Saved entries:

★ ★ ★

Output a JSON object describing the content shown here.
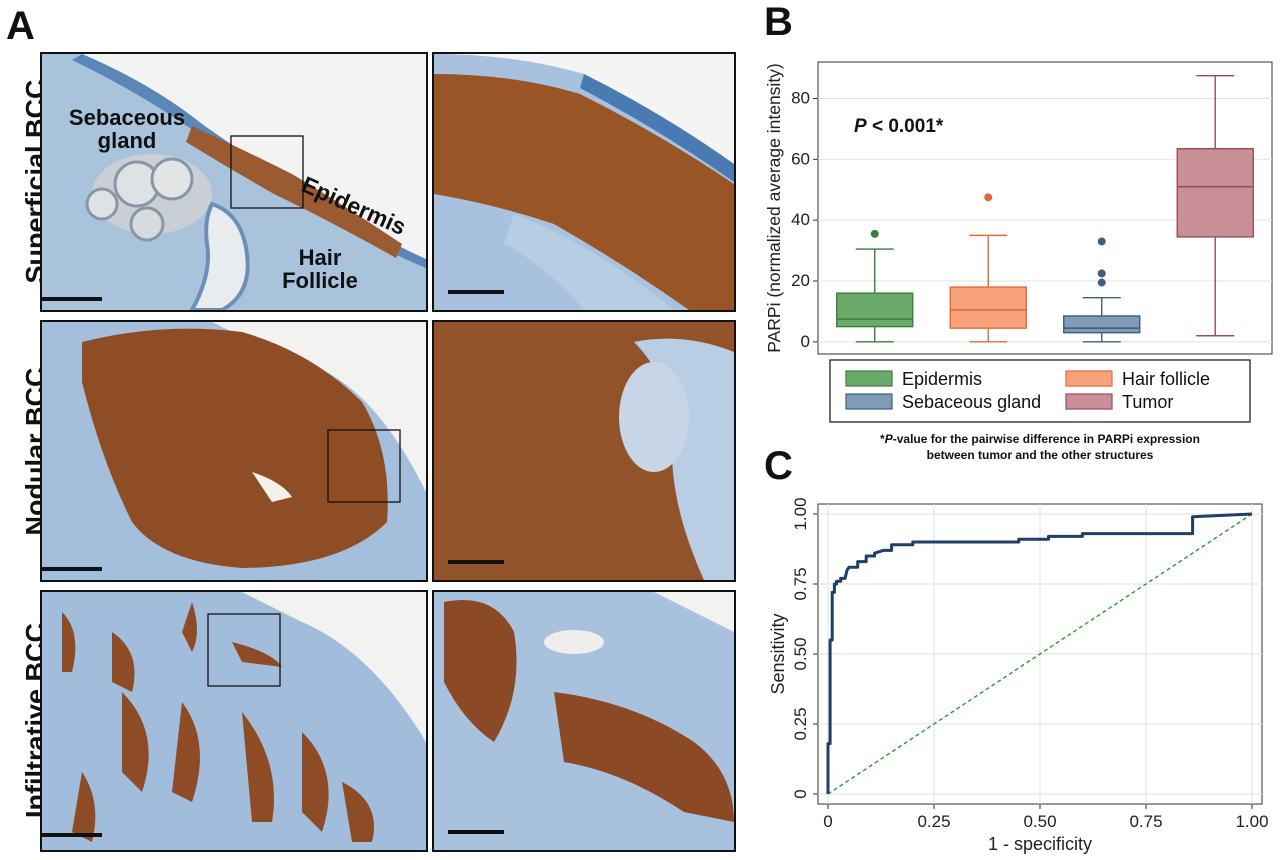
{
  "panels": {
    "a": "A",
    "b": "B",
    "c": "C"
  },
  "row_labels": [
    "Superficial BCC",
    "Nodular BCC",
    "Infiltrative BCC"
  ],
  "annotations": {
    "sebaceous_1": "Sebaceous",
    "sebaceous_2": "gland",
    "epidermis": "Epidermis",
    "hair_1": "Hair",
    "hair_2": "Follicle"
  },
  "colors": {
    "stroma": "#8fb1d6",
    "nuclei": "#8a4a22",
    "epidermis": "#4f7fb5",
    "box_epidermis": "#2e7d32",
    "box_hair": "#f6956b",
    "box_sebaceous": "#6e8ca8",
    "box_tumor": "#b36f7a",
    "roc_curve": "#1f3f66",
    "reference": "#2e9b2e"
  },
  "chart_data": [
    {
      "type": "box",
      "ylabel": "PARPi (normalized average intensity)",
      "ylim": [
        -4,
        92
      ],
      "yticks": [
        0,
        20,
        40,
        60,
        80
      ],
      "annotation_p": "P",
      "annotation_rest": " < 0.001*",
      "grid": true,
      "legend_position": "bottom",
      "series": [
        {
          "name": "Epidermis",
          "color": "#6aaa6a",
          "edge": "#3e7d3e",
          "min": 0,
          "q1": 5,
          "median": 7.5,
          "q3": 16,
          "max": 30.5,
          "outliers": [
            35.5
          ]
        },
        {
          "name": "Hair follicle",
          "color": "#f9a27b",
          "edge": "#e36a3d",
          "min": 0,
          "q1": 4.5,
          "median": 10.5,
          "q3": 18,
          "max": 35,
          "outliers": [
            47.5
          ]
        },
        {
          "name": "Sebaceous gland",
          "color": "#7f9bb5",
          "edge": "#3f5e80",
          "min": 0,
          "q1": 3,
          "median": 4.5,
          "q3": 8.5,
          "max": 14.5,
          "outliers": [
            19.5,
            22.5,
            33
          ]
        },
        {
          "name": "Tumor",
          "color": "#c98f97",
          "edge": "#9a4d57",
          "min": 2,
          "q1": 34.5,
          "median": 51,
          "q3": 63.5,
          "max": 87.5,
          "outliers": []
        }
      ],
      "footnote_line1_prefix": "*",
      "footnote_line1_italic": "P",
      "footnote_line1_rest": "-value for the pairwise difference in PARPi expression",
      "footnote_line2": "between tumor and the other structures"
    },
    {
      "type": "line",
      "xlabel": "1 - specificity",
      "ylabel": "Sensitivity",
      "xlim": [
        0,
        1
      ],
      "ylim": [
        0,
        1
      ],
      "xticks": [
        "0",
        "0.25",
        "0.50",
        "0.75",
        "1.00"
      ],
      "yticks": [
        "0",
        "0.25",
        "0.50",
        "0.75",
        "1.00"
      ],
      "grid": true,
      "series": [
        {
          "name": "ROC",
          "x": [
            0,
            0,
            0.005,
            0.005,
            0.01,
            0.01,
            0.015,
            0.015,
            0.02,
            0.02,
            0.03,
            0.03,
            0.04,
            0.045,
            0.05,
            0.07,
            0.07,
            0.09,
            0.09,
            0.11,
            0.11,
            0.13,
            0.15,
            0.15,
            0.18,
            0.2,
            0.2,
            0.45,
            0.45,
            0.5,
            0.52,
            0.52,
            0.56,
            0.6,
            0.6,
            0.85,
            0.86,
            0.86,
            1.0
          ],
          "y": [
            0,
            0.18,
            0.18,
            0.55,
            0.55,
            0.72,
            0.72,
            0.75,
            0.75,
            0.76,
            0.76,
            0.77,
            0.77,
            0.8,
            0.81,
            0.81,
            0.83,
            0.83,
            0.85,
            0.85,
            0.86,
            0.87,
            0.87,
            0.89,
            0.89,
            0.89,
            0.9,
            0.9,
            0.91,
            0.91,
            0.91,
            0.92,
            0.92,
            0.92,
            0.93,
            0.93,
            0.93,
            0.99,
            1.0
          ]
        },
        {
          "name": "Reference",
          "x": [
            0,
            1
          ],
          "y": [
            0,
            1
          ]
        }
      ]
    }
  ]
}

★ ★ ★

(WORK ORDER)
Return only the number of lines in the preceding records that contain the string "PARPi".

(FINAL ANSWER)
2